GIVEN INSTRUCTION: Every entry needs to be printed exactly, please.

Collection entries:
— BEGIN —
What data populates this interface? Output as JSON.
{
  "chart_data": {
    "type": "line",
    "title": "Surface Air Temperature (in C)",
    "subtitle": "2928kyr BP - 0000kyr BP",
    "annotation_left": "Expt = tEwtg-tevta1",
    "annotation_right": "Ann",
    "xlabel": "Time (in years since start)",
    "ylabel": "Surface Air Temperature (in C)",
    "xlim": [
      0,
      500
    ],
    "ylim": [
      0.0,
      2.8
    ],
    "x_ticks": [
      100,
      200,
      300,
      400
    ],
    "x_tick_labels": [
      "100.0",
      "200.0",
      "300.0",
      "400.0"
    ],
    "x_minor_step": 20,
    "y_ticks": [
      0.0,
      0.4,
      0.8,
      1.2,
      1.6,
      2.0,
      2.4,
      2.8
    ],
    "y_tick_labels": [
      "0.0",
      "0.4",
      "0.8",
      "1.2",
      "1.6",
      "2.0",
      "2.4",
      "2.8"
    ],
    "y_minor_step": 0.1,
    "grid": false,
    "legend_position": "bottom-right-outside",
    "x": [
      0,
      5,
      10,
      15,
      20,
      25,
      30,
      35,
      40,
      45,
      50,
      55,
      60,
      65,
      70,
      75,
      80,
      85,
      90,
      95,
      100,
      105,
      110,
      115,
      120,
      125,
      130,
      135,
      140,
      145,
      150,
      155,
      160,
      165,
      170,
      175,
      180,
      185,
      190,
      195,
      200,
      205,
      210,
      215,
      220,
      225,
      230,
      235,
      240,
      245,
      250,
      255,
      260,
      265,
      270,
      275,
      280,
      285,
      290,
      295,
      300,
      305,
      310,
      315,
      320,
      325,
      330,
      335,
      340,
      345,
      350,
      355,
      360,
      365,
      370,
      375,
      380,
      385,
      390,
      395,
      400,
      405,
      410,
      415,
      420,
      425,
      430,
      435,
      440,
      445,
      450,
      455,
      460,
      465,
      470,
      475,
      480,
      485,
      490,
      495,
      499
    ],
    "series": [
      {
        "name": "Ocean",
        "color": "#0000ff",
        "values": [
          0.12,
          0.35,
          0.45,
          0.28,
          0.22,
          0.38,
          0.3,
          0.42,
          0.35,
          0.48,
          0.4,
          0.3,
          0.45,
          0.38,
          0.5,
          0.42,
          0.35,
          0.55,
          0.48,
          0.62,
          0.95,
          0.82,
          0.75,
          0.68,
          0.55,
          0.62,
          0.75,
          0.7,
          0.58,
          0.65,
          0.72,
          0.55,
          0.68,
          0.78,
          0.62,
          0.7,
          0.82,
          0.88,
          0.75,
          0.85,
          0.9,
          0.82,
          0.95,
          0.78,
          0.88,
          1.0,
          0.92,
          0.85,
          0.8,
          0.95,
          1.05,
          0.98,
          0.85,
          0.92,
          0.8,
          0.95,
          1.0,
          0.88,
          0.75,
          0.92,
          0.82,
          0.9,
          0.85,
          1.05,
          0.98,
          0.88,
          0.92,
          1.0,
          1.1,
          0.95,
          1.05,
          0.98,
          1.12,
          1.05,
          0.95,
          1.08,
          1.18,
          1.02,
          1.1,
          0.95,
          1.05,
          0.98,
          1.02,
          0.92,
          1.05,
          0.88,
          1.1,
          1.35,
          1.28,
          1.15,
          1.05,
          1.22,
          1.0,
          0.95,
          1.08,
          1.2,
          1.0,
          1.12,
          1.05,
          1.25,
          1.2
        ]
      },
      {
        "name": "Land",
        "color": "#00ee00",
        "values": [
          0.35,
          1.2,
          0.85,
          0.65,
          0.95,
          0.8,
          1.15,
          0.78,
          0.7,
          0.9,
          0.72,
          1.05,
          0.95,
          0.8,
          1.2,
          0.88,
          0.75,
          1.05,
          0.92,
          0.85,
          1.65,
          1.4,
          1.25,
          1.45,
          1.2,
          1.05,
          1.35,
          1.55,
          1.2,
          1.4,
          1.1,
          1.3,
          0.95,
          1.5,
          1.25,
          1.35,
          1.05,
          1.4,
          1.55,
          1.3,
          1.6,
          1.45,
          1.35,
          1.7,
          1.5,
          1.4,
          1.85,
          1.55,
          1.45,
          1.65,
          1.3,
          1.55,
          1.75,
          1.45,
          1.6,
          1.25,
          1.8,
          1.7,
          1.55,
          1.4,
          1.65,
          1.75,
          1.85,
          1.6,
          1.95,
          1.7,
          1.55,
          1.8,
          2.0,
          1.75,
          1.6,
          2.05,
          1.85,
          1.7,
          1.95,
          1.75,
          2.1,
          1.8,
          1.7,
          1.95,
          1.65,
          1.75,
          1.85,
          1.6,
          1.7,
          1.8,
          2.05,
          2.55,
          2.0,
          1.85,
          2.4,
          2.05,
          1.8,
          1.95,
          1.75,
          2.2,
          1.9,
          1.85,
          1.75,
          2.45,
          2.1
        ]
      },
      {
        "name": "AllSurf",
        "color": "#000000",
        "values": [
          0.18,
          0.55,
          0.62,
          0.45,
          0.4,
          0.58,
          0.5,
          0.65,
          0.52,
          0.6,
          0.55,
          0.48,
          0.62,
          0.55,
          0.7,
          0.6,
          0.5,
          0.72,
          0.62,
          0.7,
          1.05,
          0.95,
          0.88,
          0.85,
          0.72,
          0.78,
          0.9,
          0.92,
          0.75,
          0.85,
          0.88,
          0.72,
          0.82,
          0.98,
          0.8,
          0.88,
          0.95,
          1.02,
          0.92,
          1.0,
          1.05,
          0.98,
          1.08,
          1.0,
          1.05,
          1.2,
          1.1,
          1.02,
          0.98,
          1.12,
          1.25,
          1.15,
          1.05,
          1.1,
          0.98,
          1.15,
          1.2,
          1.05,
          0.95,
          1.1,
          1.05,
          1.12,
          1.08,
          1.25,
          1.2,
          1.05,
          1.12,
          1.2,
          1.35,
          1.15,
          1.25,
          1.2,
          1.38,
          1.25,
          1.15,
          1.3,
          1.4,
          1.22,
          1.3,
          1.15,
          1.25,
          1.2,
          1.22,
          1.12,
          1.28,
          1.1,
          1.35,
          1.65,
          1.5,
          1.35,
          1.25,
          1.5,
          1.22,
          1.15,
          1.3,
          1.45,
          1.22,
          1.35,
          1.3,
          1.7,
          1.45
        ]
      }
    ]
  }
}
— END —
ANSWER IN FULL:
What data populates this interface? Output as JSON.
{
  "chart_data": {
    "type": "line",
    "title": "Surface Air Temperature (in C)",
    "subtitle": "2928kyr BP - 0000kyr BP",
    "annotation_left": "Expt = tEwtg-tevta1",
    "annotation_right": "Ann",
    "xlabel": "Time (in years since start)",
    "ylabel": "Surface Air Temperature (in C)",
    "xlim": [
      0,
      500
    ],
    "ylim": [
      0.0,
      2.8
    ],
    "x_ticks": [
      100,
      200,
      300,
      400
    ],
    "x_tick_labels": [
      "100.0",
      "200.0",
      "300.0",
      "400.0"
    ],
    "x_minor_step": 20,
    "y_ticks": [
      0.0,
      0.4,
      0.8,
      1.2,
      1.6,
      2.0,
      2.4,
      2.8
    ],
    "y_tick_labels": [
      "0.0",
      "0.4",
      "0.8",
      "1.2",
      "1.6",
      "2.0",
      "2.4",
      "2.8"
    ],
    "y_minor_step": 0.1,
    "grid": false,
    "legend_position": "bottom-right-outside",
    "x": [
      0,
      5,
      10,
      15,
      20,
      25,
      30,
      35,
      40,
      45,
      50,
      55,
      60,
      65,
      70,
      75,
      80,
      85,
      90,
      95,
      100,
      105,
      110,
      115,
      120,
      125,
      130,
      135,
      140,
      145,
      150,
      155,
      160,
      165,
      170,
      175,
      180,
      185,
      190,
      195,
      200,
      205,
      210,
      215,
      220,
      225,
      230,
      235,
      240,
      245,
      250,
      255,
      260,
      265,
      270,
      275,
      280,
      285,
      290,
      295,
      300,
      305,
      310,
      315,
      320,
      325,
      330,
      335,
      340,
      345,
      350,
      355,
      360,
      365,
      370,
      375,
      380,
      385,
      390,
      395,
      400,
      405,
      410,
      415,
      420,
      425,
      430,
      435,
      440,
      445,
      450,
      455,
      460,
      465,
      470,
      475,
      480,
      485,
      490,
      495,
      499
    ],
    "series": [
      {
        "name": "Ocean",
        "color": "#0000ff",
        "values": [
          0.12,
          0.35,
          0.45,
          0.28,
          0.22,
          0.38,
          0.3,
          0.42,
          0.35,
          0.48,
          0.4,
          0.3,
          0.45,
          0.38,
          0.5,
          0.42,
          0.35,
          0.55,
          0.48,
          0.62,
          0.95,
          0.82,
          0.75,
          0.68,
          0.55,
          0.62,
          0.75,
          0.7,
          0.58,
          0.65,
          0.72,
          0.55,
          0.68,
          0.78,
          0.62,
          0.7,
          0.82,
          0.88,
          0.75,
          0.85,
          0.9,
          0.82,
          0.95,
          0.78,
          0.88,
          1.0,
          0.92,
          0.85,
          0.8,
          0.95,
          1.05,
          0.98,
          0.85,
          0.92,
          0.8,
          0.95,
          1.0,
          0.88,
          0.75,
          0.92,
          0.82,
          0.9,
          0.85,
          1.05,
          0.98,
          0.88,
          0.92,
          1.0,
          1.1,
          0.95,
          1.05,
          0.98,
          1.12,
          1.05,
          0.95,
          1.08,
          1.18,
          1.02,
          1.1,
          0.95,
          1.05,
          0.98,
          1.02,
          0.92,
          1.05,
          0.88,
          1.1,
          1.35,
          1.28,
          1.15,
          1.05,
          1.22,
          1.0,
          0.95,
          1.08,
          1.2,
          1.0,
          1.12,
          1.05,
          1.25,
          1.2
        ]
      },
      {
        "name": "Land",
        "color": "#00ee00",
        "values": [
          0.35,
          1.2,
          0.85,
          0.65,
          0.95,
          0.8,
          1.15,
          0.78,
          0.7,
          0.9,
          0.72,
          1.05,
          0.95,
          0.8,
          1.2,
          0.88,
          0.75,
          1.05,
          0.92,
          0.85,
          1.65,
          1.4,
          1.25,
          1.45,
          1.2,
          1.05,
          1.35,
          1.55,
          1.2,
          1.4,
          1.1,
          1.3,
          0.95,
          1.5,
          1.25,
          1.35,
          1.05,
          1.4,
          1.55,
          1.3,
          1.6,
          1.45,
          1.35,
          1.7,
          1.5,
          1.4,
          1.85,
          1.55,
          1.45,
          1.65,
          1.3,
          1.55,
          1.75,
          1.45,
          1.6,
          1.25,
          1.8,
          1.7,
          1.55,
          1.4,
          1.65,
          1.75,
          1.85,
          1.6,
          1.95,
          1.7,
          1.55,
          1.8,
          2.0,
          1.75,
          1.6,
          2.05,
          1.85,
          1.7,
          1.95,
          1.75,
          2.1,
          1.8,
          1.7,
          1.95,
          1.65,
          1.75,
          1.85,
          1.6,
          1.7,
          1.8,
          2.05,
          2.55,
          2.0,
          1.85,
          2.4,
          2.05,
          1.8,
          1.95,
          1.75,
          2.2,
          1.9,
          1.85,
          1.75,
          2.45,
          2.1
        ]
      },
      {
        "name": "AllSurf",
        "color": "#000000",
        "values": [
          0.18,
          0.55,
          0.62,
          0.45,
          0.4,
          0.58,
          0.5,
          0.65,
          0.52,
          0.6,
          0.55,
          0.48,
          0.62,
          0.55,
          0.7,
          0.6,
          0.5,
          0.72,
          0.62,
          0.7,
          1.05,
          0.95,
          0.88,
          0.85,
          0.72,
          0.78,
          0.9,
          0.92,
          0.75,
          0.85,
          0.88,
          0.72,
          0.82,
          0.98,
          0.8,
          0.88,
          0.95,
          1.02,
          0.92,
          1.0,
          1.05,
          0.98,
          1.08,
          1.0,
          1.05,
          1.2,
          1.1,
          1.02,
          0.98,
          1.12,
          1.25,
          1.15,
          1.05,
          1.1,
          0.98,
          1.15,
          1.2,
          1.05,
          0.95,
          1.1,
          1.05,
          1.12,
          1.08,
          1.25,
          1.2,
          1.05,
          1.12,
          1.2,
          1.35,
          1.15,
          1.25,
          1.2,
          1.38,
          1.25,
          1.15,
          1.3,
          1.4,
          1.22,
          1.3,
          1.15,
          1.25,
          1.2,
          1.22,
          1.12,
          1.28,
          1.1,
          1.35,
          1.65,
          1.5,
          1.35,
          1.25,
          1.5,
          1.22,
          1.15,
          1.3,
          1.45,
          1.22,
          1.35,
          1.3,
          1.7,
          1.45
        ]
      }
    ]
  }
}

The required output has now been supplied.